Records contained in a dataset
══════════════════════════════
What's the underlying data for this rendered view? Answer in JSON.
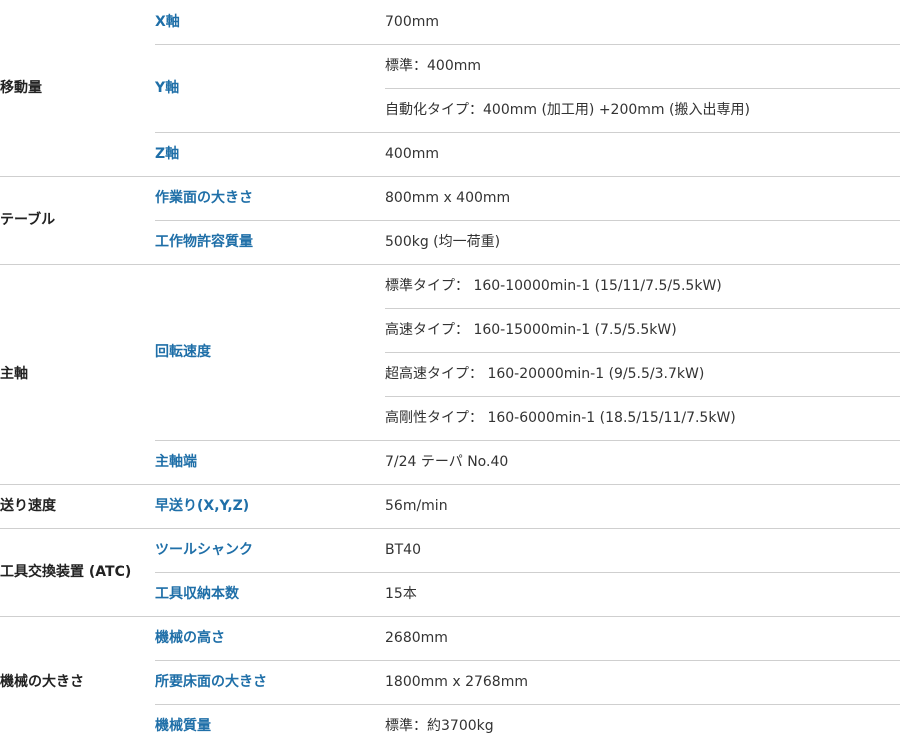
{
  "rows": [
    {
      "category": "移動量",
      "items": [
        {
          "label": "X軸",
          "values": [
            "700mm"
          ]
        },
        {
          "label": "Y軸",
          "values": [
            "標準：400mm",
            "自動化タイプ：400mm (加工用) +200mm (搬入出専用)"
          ]
        },
        {
          "label": "Z軸",
          "values": [
            "400mm"
          ]
        }
      ]
    },
    {
      "category": "テーブル",
      "items": [
        {
          "label": "作業面の大きさ",
          "values": [
            "800mm x 400mm"
          ]
        },
        {
          "label": "工作物許容質量",
          "values": [
            "500kg (均一荷重)"
          ]
        }
      ]
    },
    {
      "category": "主軸",
      "items": [
        {
          "label": "回転速度",
          "values": [
            "標準タイプ： 160-10000min-1 (15/11/7.5/5.5kW)",
            "高速タイプ： 160-15000min-1 (7.5/5.5kW)",
            "超高速タイプ： 160-20000min-1 (9/5.5/3.7kW)",
            "高剛性タイプ： 160-6000min-1 (18.5/15/11/7.5kW)"
          ]
        },
        {
          "label": "主軸端",
          "values": [
            "7/24 テーパ No.40"
          ]
        }
      ]
    },
    {
      "category": "送り速度",
      "items": [
        {
          "label": "早送り(X,Y,Z)",
          "values": [
            "56m/min"
          ]
        }
      ]
    },
    {
      "category": "工具交換装置 (ATC)",
      "items": [
        {
          "label": "ツールシャンク",
          "values": [
            "BT40"
          ]
        },
        {
          "label": "工具収納本数",
          "values": [
            "15本"
          ]
        }
      ]
    },
    {
      "category": "機械の大きさ",
      "items": [
        {
          "label": "機械の高さ",
          "values": [
            "2680mm"
          ]
        },
        {
          "label": "所要床面の大きさ",
          "values": [
            "1800mm x 2768mm"
          ]
        },
        {
          "label": "機械質量",
          "values": [
            "標準：約3700kg"
          ]
        }
      ]
    }
  ],
  "colors": {
    "label_blue": "#1f6fa8",
    "border": "#cfcfcf",
    "text": "#333333"
  }
}
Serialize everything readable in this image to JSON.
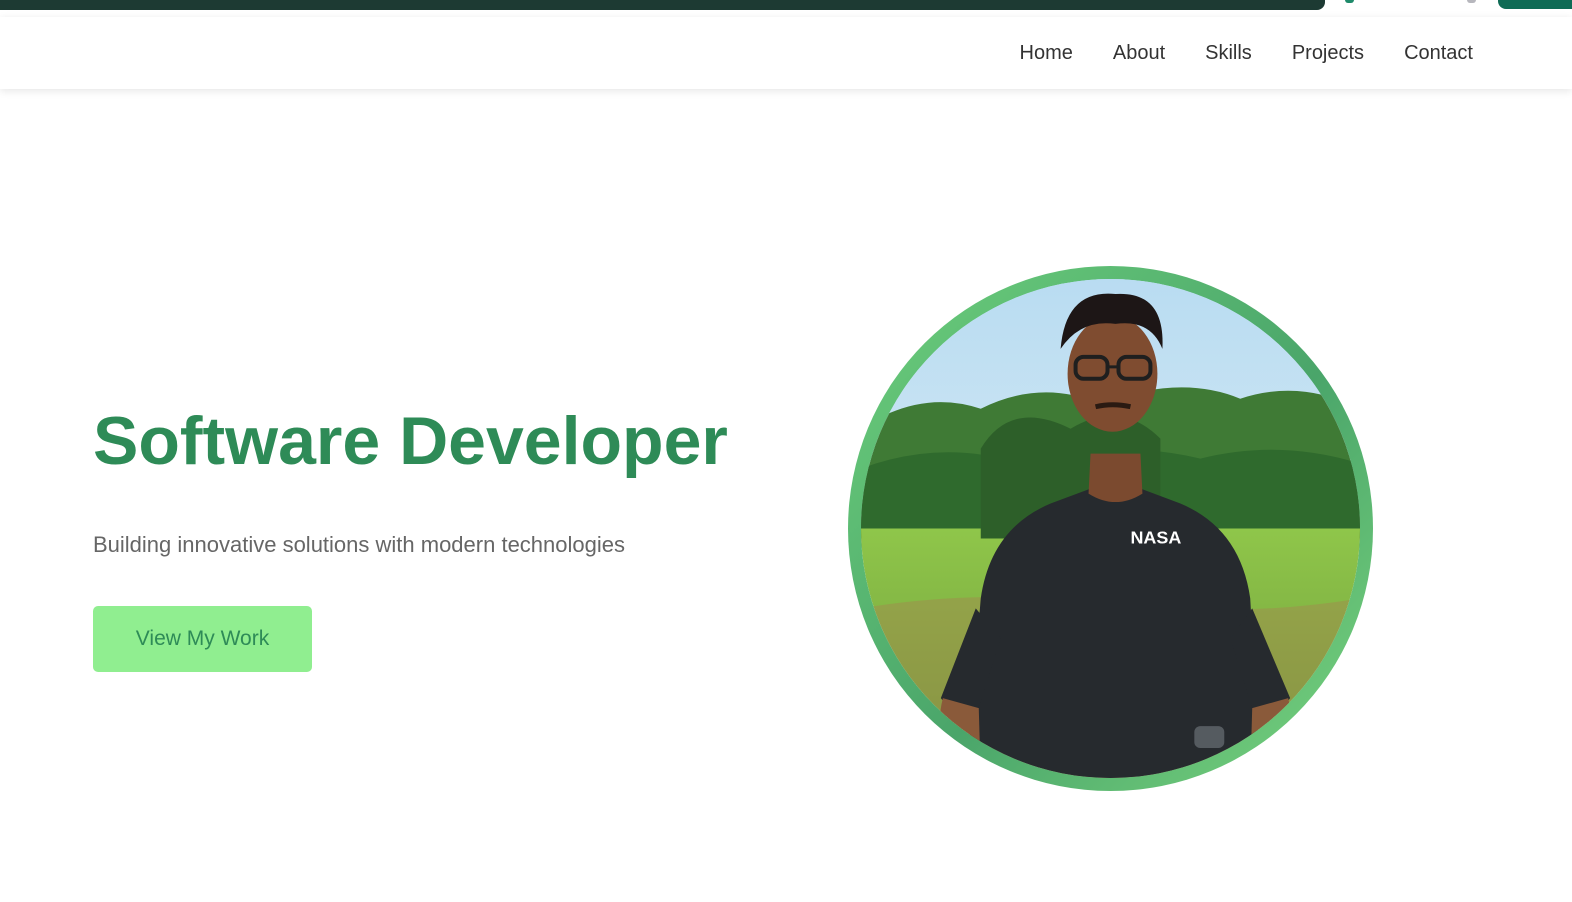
{
  "nav": {
    "items": [
      {
        "label": "Home"
      },
      {
        "label": "About"
      },
      {
        "label": "Skills"
      },
      {
        "label": "Projects"
      },
      {
        "label": "Contact"
      }
    ]
  },
  "hero": {
    "title": "Software Developer",
    "subtitle": "Building innovative solutions with modern technologies",
    "cta_label": "View My Work",
    "portrait_shirt_text": "NASA"
  },
  "colors": {
    "accent": "#2e8b57",
    "button_bg": "#90ee90",
    "ring": "#5cb96f"
  }
}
══════════════════════════════
**DESCRIPTION OF THE TASK:** Transcribe the listing in full and omit the pictures.

**PROBLEM SOLUTION:**
What's the underlying data for this rendered view? Answer in JSON.
{
  "rows": [
    {
      "category": "移動量",
      "items": [
        {
          "label": "X軸",
          "values": [
            "700mm"
          ]
        },
        {
          "label": "Y軸",
          "values": [
            "標準：400mm",
            "自動化タイプ：400mm (加工用) +200mm (搬入出専用)"
          ]
        },
        {
          "label": "Z軸",
          "values": [
            "400mm"
          ]
        }
      ]
    },
    {
      "category": "テーブル",
      "items": [
        {
          "label": "作業面の大きさ",
          "values": [
            "800mm x 400mm"
          ]
        },
        {
          "label": "工作物許容質量",
          "values": [
            "500kg (均一荷重)"
          ]
        }
      ]
    },
    {
      "category": "主軸",
      "items": [
        {
          "label": "回転速度",
          "values": [
            "標準タイプ： 160-10000min-1 (15/11/7.5/5.5kW)",
            "高速タイプ： 160-15000min-1 (7.5/5.5kW)",
            "超高速タイプ： 160-20000min-1 (9/5.5/3.7kW)",
            "高剛性タイプ： 160-6000min-1 (18.5/15/11/7.5kW)"
          ]
        },
        {
          "label": "主軸端",
          "values": [
            "7/24 テーパ No.40"
          ]
        }
      ]
    },
    {
      "category": "送り速度",
      "items": [
        {
          "label": "早送り(X,Y,Z)",
          "values": [
            "56m/min"
          ]
        }
      ]
    },
    {
      "category": "工具交換装置 (ATC)",
      "items": [
        {
          "label": "ツールシャンク",
          "values": [
            "BT40"
          ]
        },
        {
          "label": "工具収納本数",
          "values": [
            "15本"
          ]
        }
      ]
    },
    {
      "category": "機械の大きさ",
      "items": [
        {
          "label": "機械の高さ",
          "values": [
            "2680mm"
          ]
        },
        {
          "label": "所要床面の大きさ",
          "values": [
            "1800mm x 2768mm"
          ]
        },
        {
          "label": "機械質量",
          "values": [
            "標準：約3700kg"
          ]
        }
      ]
    }
  ],
  "colors": {
    "label_blue": "#1f6fa8",
    "border": "#cfcfcf",
    "text": "#333333"
  }
}
Serialize everything readable in this image to JSON.
{
  "nav": {
    "items": [
      {
        "label": "Home"
      },
      {
        "label": "About"
      },
      {
        "label": "Skills"
      },
      {
        "label": "Projects"
      },
      {
        "label": "Contact"
      }
    ]
  },
  "hero": {
    "title": "Software Developer",
    "subtitle": "Building innovative solutions with modern technologies",
    "cta_label": "View My Work",
    "portrait_shirt_text": "NASA"
  },
  "colors": {
    "accent": "#2e8b57",
    "button_bg": "#90ee90",
    "ring": "#5cb96f"
  }
}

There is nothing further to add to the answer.